> [Written instruction]:
For each line below that contains the string "type", copy that line.

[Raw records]
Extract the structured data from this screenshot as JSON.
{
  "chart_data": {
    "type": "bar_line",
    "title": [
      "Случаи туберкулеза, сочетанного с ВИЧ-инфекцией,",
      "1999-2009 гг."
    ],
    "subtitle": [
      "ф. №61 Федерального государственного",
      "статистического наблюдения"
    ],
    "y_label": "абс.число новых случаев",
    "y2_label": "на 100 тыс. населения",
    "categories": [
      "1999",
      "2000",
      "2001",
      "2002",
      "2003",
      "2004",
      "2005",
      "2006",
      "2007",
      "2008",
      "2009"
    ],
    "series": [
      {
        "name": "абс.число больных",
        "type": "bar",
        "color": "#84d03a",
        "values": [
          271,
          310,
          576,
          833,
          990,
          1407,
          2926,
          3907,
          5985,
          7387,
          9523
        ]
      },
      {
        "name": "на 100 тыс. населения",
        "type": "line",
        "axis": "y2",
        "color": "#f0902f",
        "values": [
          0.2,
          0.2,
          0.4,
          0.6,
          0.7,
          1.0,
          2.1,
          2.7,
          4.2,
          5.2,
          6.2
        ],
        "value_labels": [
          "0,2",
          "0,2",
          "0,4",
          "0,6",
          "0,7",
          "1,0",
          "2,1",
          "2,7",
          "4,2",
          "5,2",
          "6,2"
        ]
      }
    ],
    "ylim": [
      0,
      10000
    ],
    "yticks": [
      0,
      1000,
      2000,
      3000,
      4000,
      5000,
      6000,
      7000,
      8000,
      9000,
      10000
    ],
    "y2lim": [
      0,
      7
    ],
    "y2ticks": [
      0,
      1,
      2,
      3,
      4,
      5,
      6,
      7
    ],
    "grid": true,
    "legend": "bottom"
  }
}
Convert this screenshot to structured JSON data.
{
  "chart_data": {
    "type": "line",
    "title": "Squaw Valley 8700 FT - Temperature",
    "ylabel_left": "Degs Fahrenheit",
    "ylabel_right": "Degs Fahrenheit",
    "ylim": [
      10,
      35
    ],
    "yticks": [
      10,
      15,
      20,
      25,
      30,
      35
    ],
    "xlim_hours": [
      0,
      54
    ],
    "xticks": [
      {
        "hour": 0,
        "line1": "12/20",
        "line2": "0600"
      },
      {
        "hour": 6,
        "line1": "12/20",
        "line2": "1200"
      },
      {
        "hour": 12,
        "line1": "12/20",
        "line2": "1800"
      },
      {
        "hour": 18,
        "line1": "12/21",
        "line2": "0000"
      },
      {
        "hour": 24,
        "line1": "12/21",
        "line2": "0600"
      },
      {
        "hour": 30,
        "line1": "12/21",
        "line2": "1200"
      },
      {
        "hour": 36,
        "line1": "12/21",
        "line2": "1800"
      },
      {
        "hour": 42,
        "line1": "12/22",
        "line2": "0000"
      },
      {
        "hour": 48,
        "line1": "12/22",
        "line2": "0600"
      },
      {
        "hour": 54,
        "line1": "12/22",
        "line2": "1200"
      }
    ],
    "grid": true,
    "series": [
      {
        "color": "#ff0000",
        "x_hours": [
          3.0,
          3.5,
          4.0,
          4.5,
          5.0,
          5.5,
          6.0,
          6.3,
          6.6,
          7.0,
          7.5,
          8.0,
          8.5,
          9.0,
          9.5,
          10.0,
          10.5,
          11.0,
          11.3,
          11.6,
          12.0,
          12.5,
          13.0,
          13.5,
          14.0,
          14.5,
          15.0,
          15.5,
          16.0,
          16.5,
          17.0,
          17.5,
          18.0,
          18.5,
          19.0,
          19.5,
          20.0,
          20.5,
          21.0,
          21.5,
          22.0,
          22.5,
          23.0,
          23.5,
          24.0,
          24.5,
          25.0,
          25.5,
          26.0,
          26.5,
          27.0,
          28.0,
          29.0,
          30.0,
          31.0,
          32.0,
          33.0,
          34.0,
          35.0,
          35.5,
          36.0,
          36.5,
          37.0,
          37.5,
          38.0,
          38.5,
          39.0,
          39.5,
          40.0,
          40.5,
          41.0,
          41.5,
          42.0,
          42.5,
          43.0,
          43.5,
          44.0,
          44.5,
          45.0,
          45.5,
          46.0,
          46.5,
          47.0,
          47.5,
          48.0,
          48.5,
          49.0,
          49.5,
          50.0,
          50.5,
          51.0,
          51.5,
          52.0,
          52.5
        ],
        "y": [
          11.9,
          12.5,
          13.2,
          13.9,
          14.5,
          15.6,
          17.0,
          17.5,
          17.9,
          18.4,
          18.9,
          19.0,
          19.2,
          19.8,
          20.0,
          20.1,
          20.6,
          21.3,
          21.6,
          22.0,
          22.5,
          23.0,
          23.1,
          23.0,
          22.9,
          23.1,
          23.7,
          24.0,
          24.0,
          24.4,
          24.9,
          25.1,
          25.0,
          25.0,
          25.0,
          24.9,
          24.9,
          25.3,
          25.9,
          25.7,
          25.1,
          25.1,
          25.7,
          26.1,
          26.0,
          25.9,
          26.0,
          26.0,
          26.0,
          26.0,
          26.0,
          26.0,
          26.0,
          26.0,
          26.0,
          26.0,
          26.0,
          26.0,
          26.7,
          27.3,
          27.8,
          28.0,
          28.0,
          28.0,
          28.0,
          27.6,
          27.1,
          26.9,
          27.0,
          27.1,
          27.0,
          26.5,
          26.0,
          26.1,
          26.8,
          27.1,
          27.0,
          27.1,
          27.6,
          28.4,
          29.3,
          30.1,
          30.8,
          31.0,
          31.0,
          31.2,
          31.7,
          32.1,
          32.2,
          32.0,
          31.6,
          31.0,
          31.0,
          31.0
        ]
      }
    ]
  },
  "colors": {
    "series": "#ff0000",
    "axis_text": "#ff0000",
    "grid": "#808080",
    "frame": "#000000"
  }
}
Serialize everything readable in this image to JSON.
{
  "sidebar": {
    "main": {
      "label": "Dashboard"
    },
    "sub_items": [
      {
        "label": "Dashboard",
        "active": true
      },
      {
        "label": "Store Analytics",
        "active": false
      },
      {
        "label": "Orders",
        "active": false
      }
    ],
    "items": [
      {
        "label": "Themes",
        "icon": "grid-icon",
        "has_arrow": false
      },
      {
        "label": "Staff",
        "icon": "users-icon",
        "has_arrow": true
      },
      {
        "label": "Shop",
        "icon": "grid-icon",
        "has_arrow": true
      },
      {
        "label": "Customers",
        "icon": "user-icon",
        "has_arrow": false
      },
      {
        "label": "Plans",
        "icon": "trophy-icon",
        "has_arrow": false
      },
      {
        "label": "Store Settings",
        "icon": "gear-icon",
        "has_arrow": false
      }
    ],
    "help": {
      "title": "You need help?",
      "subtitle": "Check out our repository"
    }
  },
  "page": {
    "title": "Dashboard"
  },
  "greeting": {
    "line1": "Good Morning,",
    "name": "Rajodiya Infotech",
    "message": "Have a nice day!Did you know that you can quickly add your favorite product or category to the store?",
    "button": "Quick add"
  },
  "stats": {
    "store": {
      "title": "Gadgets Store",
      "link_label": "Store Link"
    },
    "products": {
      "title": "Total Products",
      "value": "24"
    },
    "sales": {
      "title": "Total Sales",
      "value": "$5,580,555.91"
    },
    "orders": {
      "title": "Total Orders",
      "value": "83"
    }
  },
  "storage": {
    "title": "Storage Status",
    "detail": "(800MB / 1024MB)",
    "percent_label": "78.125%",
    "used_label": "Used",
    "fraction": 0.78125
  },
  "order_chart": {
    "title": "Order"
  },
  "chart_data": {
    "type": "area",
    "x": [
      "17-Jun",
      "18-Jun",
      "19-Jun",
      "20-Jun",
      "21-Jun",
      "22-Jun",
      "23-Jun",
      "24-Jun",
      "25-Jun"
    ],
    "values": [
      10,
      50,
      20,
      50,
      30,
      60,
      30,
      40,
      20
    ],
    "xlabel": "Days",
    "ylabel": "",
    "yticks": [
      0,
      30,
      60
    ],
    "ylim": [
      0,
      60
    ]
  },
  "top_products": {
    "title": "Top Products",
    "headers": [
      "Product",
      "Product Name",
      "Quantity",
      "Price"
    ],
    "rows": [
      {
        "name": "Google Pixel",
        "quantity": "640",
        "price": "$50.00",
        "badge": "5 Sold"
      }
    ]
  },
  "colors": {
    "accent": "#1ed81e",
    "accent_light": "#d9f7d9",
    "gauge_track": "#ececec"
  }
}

> [Task solution]:
    "type": "bar_line",
        "type": "bar",
        "type": "line",
    "type": "line",
    "type": "area",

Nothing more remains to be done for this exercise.